## [GIVEN REQUEST]
Render every one of the lines below as a JSON list of strings, one string per line, omitting blank lines and leaving the pictures out of the answer.

## [MATERIAL PROVIDED]

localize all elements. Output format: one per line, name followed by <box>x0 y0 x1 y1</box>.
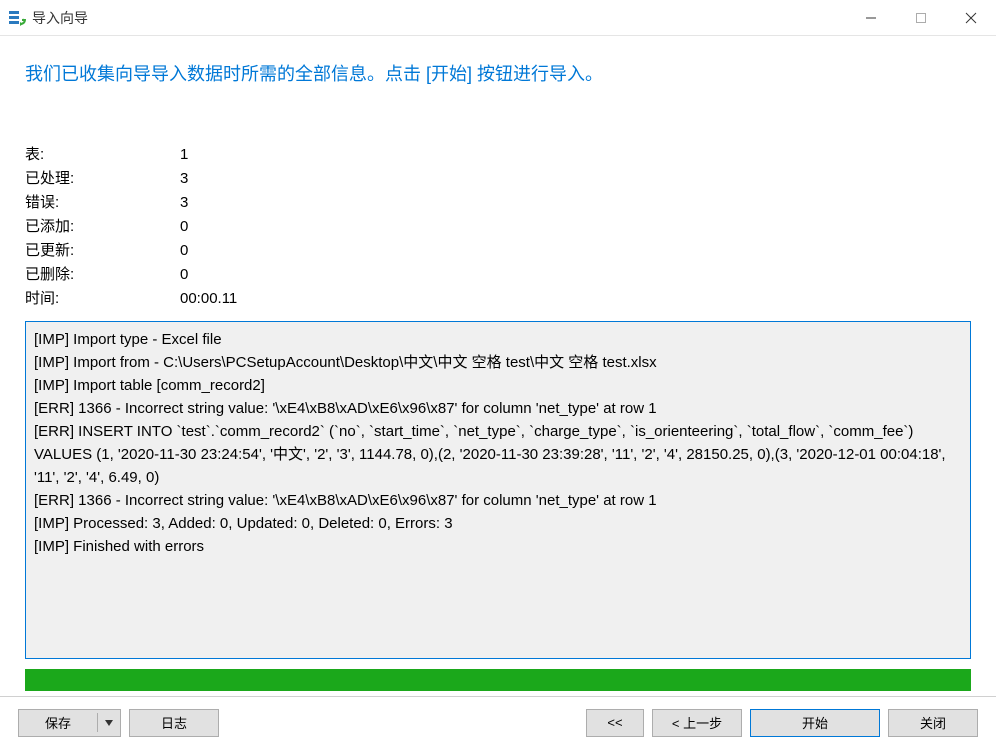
log-line: [IMP] Import table [comm_record2] <box>34 374 962 397</box>
log-line: [IMP] Import from - C:\Users\PCSetupAcco… <box>34 351 962 374</box>
stats-table: 表: 1 已处理: 3 错误: 3 已添加: 0 已更新: 0 已删除: 0 时… <box>25 143 971 311</box>
stats-label: 表: <box>25 143 180 167</box>
close-button[interactable] <box>946 0 996 36</box>
stats-label: 已更新: <box>25 239 180 263</box>
stats-row-table: 表: 1 <box>25 143 971 167</box>
title-bar: 导入向导 <box>0 0 996 36</box>
stats-row-deleted: 已删除: 0 <box>25 263 971 287</box>
save-button-label: 保存 <box>19 713 98 732</box>
stats-label: 错误: <box>25 191 180 215</box>
stats-value: 1 <box>180 143 971 167</box>
stats-row-processed: 已处理: 3 <box>25 167 971 191</box>
progress-bar <box>25 669 971 691</box>
page-instruction: 我们已收集向导导入数据时所需的全部信息。点击 [开始] 按钮进行导入。 <box>25 61 971 88</box>
footer: 保存 日志 << < 上一步 开始 关闭 <box>0 696 996 748</box>
log-line: [IMP] Processed: 3, Added: 0, Updated: 0… <box>34 512 962 535</box>
maximize-button[interactable] <box>896 0 946 36</box>
content-area: 我们已收集向导导入数据时所需的全部信息。点击 [开始] 按钮进行导入。 表: 1… <box>0 36 996 696</box>
minimize-button[interactable] <box>846 0 896 36</box>
window-title: 导入向导 <box>32 8 88 28</box>
stats-value: 00:00.11 <box>180 287 971 311</box>
titlebar-left: 导入向导 <box>8 8 88 28</box>
log-button[interactable]: 日志 <box>129 709 219 737</box>
stats-row-updated: 已更新: 0 <box>25 239 971 263</box>
start-button[interactable]: 开始 <box>750 709 880 737</box>
app-icon <box>8 9 26 27</box>
log-line: [ERR] 1366 - Incorrect string value: '\x… <box>34 397 962 420</box>
save-button[interactable]: 保存 <box>18 709 121 737</box>
stats-row-added: 已添加: 0 <box>25 215 971 239</box>
log-line: [IMP] Import type - Excel file <box>34 328 962 351</box>
log-line: [ERR] INSERT INTO `test`.`comm_record2` … <box>34 420 962 489</box>
stats-value: 0 <box>180 263 971 287</box>
stats-row-errors: 错误: 3 <box>25 191 971 215</box>
previous-button[interactable]: < 上一步 <box>652 709 742 737</box>
dropdown-arrow-icon[interactable] <box>98 720 120 726</box>
stats-label: 时间: <box>25 287 180 311</box>
window-controls <box>846 0 996 36</box>
log-textarea[interactable]: [IMP] Import type - Excel file [IMP] Imp… <box>25 321 971 659</box>
first-page-button[interactable]: << <box>586 709 644 737</box>
log-line: [IMP] Finished with errors <box>34 535 962 558</box>
stats-row-time: 时间: 00:00.11 <box>25 287 971 311</box>
stats-label: 已添加: <box>25 215 180 239</box>
stats-value: 0 <box>180 239 971 263</box>
stats-value: 3 <box>180 191 971 215</box>
log-line: [ERR] 1366 - Incorrect string value: '\x… <box>34 489 962 512</box>
close-dialog-button[interactable]: 关闭 <box>888 709 978 737</box>
stats-label: 已处理: <box>25 167 180 191</box>
stats-value: 0 <box>180 215 971 239</box>
stats-value: 3 <box>180 167 971 191</box>
stats-label: 已删除: <box>25 263 180 287</box>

## [THE OUTPUT]
[
  "localize all elements. Output format: one per line, name followed by <box>x0 y0 x1 y1</box>.",
  "log-line: [IMP] Import table [comm_record2] <box>34 374 962 397</box>",
  "log-line: [IMP] Import from - C:\\Users\\PCSetupAcco… <box>34 351 962 374</box>",
  "stats-table: 表: 1 已处理: 3 错误: 3 已添加: 0 已更新: 0 已删除: 0 时… <box>25 143 971 311</box>",
  "stats-label: 表: <box>25 143 180 167</box>",
  "close-button[interactable] <box>946 0 996 36</box>",
  "stats-label: 已更新: <box>25 239 180 263</box>",
  "stats-row-table: 表: 1 <box>25 143 971 167</box>",
  "title-bar: 导入向导 <box>0 0 996 36</box>",
  "stats-row-deleted: 已删除: 0 <box>25 263 971 287</box>",
  "save-button-label: 保存 <box>19 713 98 732</box>",
  "stats-label: 错误: <box>25 191 180 215</box>",
  "stats-value: 1 <box>180 143 971 167</box>",
  "stats-row-processed: 已处理: 3 <box>25 167 971 191</box>",
  "progress-bar <box>25 669 971 691</box>",
  "page-instruction: 我们已收集向导导入数据时所需的全部信息。点击 [开始] 按钮进行导入。 <box>25 61 971 88</box>",
  "footer: 保存 日志 << < 上一步 开始 关闭 <box>0 696 996 748</box>",
  "log-line: [IMP] Processed: 3, Added: 0, Updated: 0… <box>34 512 962 535</box>",
  "maximize-button[interactable] <box>896 0 946 36</box>",
  "content-area: 我们已收集向导导入数据时所需的全部信息。点击 [开始] 按钮进行导入。 表: 1… <box>0 36 996 696</box>",
  "minimize-button[interactable] <box>846 0 896 36</box>",
  "window-title: 导入向导 <box>32 8 88 28</box>",
  "stats-value: 00:00.11 <box>180 287 971 311</box>",
  "titlebar-left: 导入向导 <box>8 8 88 28</box>",
  "log-button[interactable]: 日志 <box>129 709 219 737</box>",
  "stats-row-updated: 已更新: 0 <box>25 239 971 263</box>",
  "start-button[interactable]: 开始 <box>750 709 880 737</box>",
  "app-icon <box>8 9 26 27</box>",
  "log-line: [ERR] 1366 - Incorrect string value: '\\x… <box>34 397 962 420</box>",
  "save-button[interactable]: 保存 <box>18 709 121 737</box>",
  "stats-row-added: 已添加: 0 <box>25 215 971 239</box>",
  "log-line: [IMP] Import type - Excel file <box>34 328 962 351</box>",
  "log-line: [ERR] INSERT INTO `test`.`comm_record2` … <box>34 420 962 489</box>",
  "stats-value: 0 <box>180 263 971 287</box>",
  "stats-row-errors: 错误: 3 <box>25 191 971 215</box>",
  "previous-button[interactable]: < 上一步 <box>652 709 742 737</box>",
  "dropdown-arrow-icon[interactable] <box>98 720 120 726</box>",
  "stats-label: 时间: <box>25 287 180 311</box>",
  "window-controls <box>846 0 996 36</box>",
  "log-textarea[interactable]: [IMP] Import type - Excel file [IMP] Imp… <box>25 321 971 659</box>",
  "first-page-button[interactable]: << <box>586 709 644 737</box>",
  "log-line: [IMP] Finished with errors <box>34 535 962 558</box>",
  "stats-row-time: 时间: 00:00.11 <box>25 287 971 311</box>",
  "stats-label: 已添加: <box>25 215 180 239</box>",
  "stats-value: 0 <box>180 239 971 263</box>",
  "stats-value: 3 <box>180 191 971 215</box>",
  "log-line: [ERR] 1366 - Incorrect string value: '\\x… <box>34 489 962 512</box>",
  "close-dialog-button[interactable]: 关闭 <box>888 709 978 737</box>",
  "stats-label: 已处理: <box>25 167 180 191</box>",
  "stats-value: 0 <box>180 215 971 239</box>",
  "stats-value: 3 <box>180 167 971 191</box>",
  "stats-label: 已删除: <box>25 263 180 287</box>"
]